Begin Information supplied

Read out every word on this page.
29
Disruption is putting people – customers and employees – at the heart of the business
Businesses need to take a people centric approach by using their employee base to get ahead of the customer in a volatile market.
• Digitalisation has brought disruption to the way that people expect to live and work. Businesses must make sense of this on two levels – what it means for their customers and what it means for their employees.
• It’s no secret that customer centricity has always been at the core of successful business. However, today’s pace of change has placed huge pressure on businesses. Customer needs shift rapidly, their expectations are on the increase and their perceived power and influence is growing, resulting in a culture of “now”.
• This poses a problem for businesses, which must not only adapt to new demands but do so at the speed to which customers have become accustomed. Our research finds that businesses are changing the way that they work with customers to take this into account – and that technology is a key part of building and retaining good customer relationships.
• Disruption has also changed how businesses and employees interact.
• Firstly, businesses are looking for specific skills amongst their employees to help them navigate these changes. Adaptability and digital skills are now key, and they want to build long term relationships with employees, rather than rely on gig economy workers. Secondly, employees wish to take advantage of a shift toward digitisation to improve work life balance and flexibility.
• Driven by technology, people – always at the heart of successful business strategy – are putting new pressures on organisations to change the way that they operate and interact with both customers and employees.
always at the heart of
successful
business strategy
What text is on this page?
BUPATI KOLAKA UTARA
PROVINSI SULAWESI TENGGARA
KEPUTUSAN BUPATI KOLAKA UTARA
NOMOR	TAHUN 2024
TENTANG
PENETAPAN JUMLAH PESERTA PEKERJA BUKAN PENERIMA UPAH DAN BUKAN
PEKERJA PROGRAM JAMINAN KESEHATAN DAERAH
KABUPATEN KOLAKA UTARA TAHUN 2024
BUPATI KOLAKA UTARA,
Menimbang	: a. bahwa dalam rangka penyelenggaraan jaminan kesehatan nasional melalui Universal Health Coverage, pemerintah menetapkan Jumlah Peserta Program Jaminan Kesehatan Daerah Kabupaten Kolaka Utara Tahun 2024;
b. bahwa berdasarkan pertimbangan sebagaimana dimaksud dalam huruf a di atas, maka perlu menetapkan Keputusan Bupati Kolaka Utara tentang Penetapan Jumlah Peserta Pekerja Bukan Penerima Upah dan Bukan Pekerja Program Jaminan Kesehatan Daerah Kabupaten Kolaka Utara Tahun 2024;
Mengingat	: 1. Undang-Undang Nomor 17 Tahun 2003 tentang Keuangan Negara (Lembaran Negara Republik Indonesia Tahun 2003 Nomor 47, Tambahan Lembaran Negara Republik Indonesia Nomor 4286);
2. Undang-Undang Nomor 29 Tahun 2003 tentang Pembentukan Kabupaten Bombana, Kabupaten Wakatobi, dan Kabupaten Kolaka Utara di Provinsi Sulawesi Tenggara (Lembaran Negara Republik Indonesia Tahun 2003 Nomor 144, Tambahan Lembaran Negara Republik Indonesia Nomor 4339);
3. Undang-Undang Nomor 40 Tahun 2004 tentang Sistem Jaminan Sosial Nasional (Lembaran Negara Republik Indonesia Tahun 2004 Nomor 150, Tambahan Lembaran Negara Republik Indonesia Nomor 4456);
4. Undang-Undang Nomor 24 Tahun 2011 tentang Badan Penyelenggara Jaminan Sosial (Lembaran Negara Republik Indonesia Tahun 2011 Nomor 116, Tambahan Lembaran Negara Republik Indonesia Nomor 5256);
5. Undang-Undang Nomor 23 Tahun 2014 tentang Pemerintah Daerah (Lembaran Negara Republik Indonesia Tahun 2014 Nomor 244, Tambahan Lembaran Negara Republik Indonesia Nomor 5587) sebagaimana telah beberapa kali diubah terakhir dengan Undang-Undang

End Information supplied

(Aim of the exercise): Retype all of the data shown above, word for word.

(Solution):
Read out every word on this page.
29
Disruption is putting people – customers and employees – at the heart of the business
Businesses need to take a people centric approach by using their employee base to get ahead of the customer in a volatile market.
• Digitalisation has brought disruption to the way that people expect to live and work. Businesses must make sense of this on two levels – what it means for their customers and what it means for their employees.
• It’s no secret that customer centricity has always been at the core of successful business. However, today’s pace of change has placed huge pressure on businesses. Customer needs shift rapidly, their expectations are on the increase and their perceived power and influence is growing, resulting in a culture of “now”.
• This poses a problem for businesses, which must not only adapt to new demands but do so at the speed to which customers have become accustomed. Our research finds that businesses are changing the way that they work with customers to take this into account – and that technology is a key part of building and retaining good customer relationships.
• Disruption has also changed how businesses and employees interact.
• Firstly, businesses are looking for specific skills amongst their employees to help them navigate these changes. Adaptability and digital skills are now key, and they want to build long term relationships with employees, rather than rely on gig economy workers. Secondly, employees wish to take advantage of a shift toward digitisation to improve work life balance and flexibility.
• Driven by technology, people – always at the heart of successful business strategy – are putting new pressures on organisations to change the way that they operate and interact with both customers and employees.
always at the heart of
successful
business strategy
What text is on this page?
BUPATI KOLAKA UTARA
PROVINSI SULAWESI TENGGARA
KEPUTUSAN BUPATI KOLAKA UTARA
NOMOR	TAHUN 2024
TENTANG
PENETAPAN JUMLAH PESERTA PEKERJA BUKAN PENERIMA UPAH DAN BUKAN
PEKERJA PROGRAM JAMINAN KESEHATAN DAERAH
KABUPATEN KOLAKA UTARA TAHUN 2024
BUPATI KOLAKA UTARA,
Menimbang	: a. bahwa dalam rangka penyelenggaraan jaminan kesehatan nasional melalui Universal Health Coverage, pemerintah menetapkan Jumlah Peserta Program Jaminan Kesehatan Daerah Kabupaten Kolaka Utara Tahun 2024;
b. bahwa berdasarkan pertimbangan sebagaimana dimaksud dalam huruf a di atas, maka perlu menetapkan Keputusan Bupati Kolaka Utara tentang Penetapan Jumlah Peserta Pekerja Bukan Penerima Upah dan Bukan Pekerja Program Jaminan Kesehatan Daerah Kabupaten Kolaka Utara Tahun 2024;
Mengingat	: 1. Undang-Undang Nomor 17 Tahun 2003 tentang Keuangan Negara (Lembaran Negara Republik Indonesia Tahun 2003 Nomor 47, Tambahan Lembaran Negara Republik Indonesia Nomor 4286);
2. Undang-Undang Nomor 29 Tahun 2003 tentang Pembentukan Kabupaten Bombana, Kabupaten Wakatobi, dan Kabupaten Kolaka Utara di Provinsi Sulawesi Tenggara (Lembaran Negara Republik Indonesia Tahun 2003 Nomor 144, Tambahan Lembaran Negara Republik Indonesia Nomor 4339);
3. Undang-Undang Nomor 40 Tahun 2004 tentang Sistem Jaminan Sosial Nasional (Lembaran Negara Republik Indonesia Tahun 2004 Nomor 150, Tambahan Lembaran Negara Republik Indonesia Nomor 4456);
4. Undang-Undang Nomor 24 Tahun 2011 tentang Badan Penyelenggara Jaminan Sosial (Lembaran Negara Republik Indonesia Tahun 2011 Nomor 116, Tambahan Lembaran Negara Republik Indonesia Nomor 5256);
5. Undang-Undang Nomor 23 Tahun 2014 tentang Pemerintah Daerah (Lembaran Negara Republik Indonesia Tahun 2014 Nomor 244, Tambahan Lembaran Negara Republik Indonesia Nomor 5587) sebagaimana telah beberapa kali diubah terakhir dengan Undang-Undang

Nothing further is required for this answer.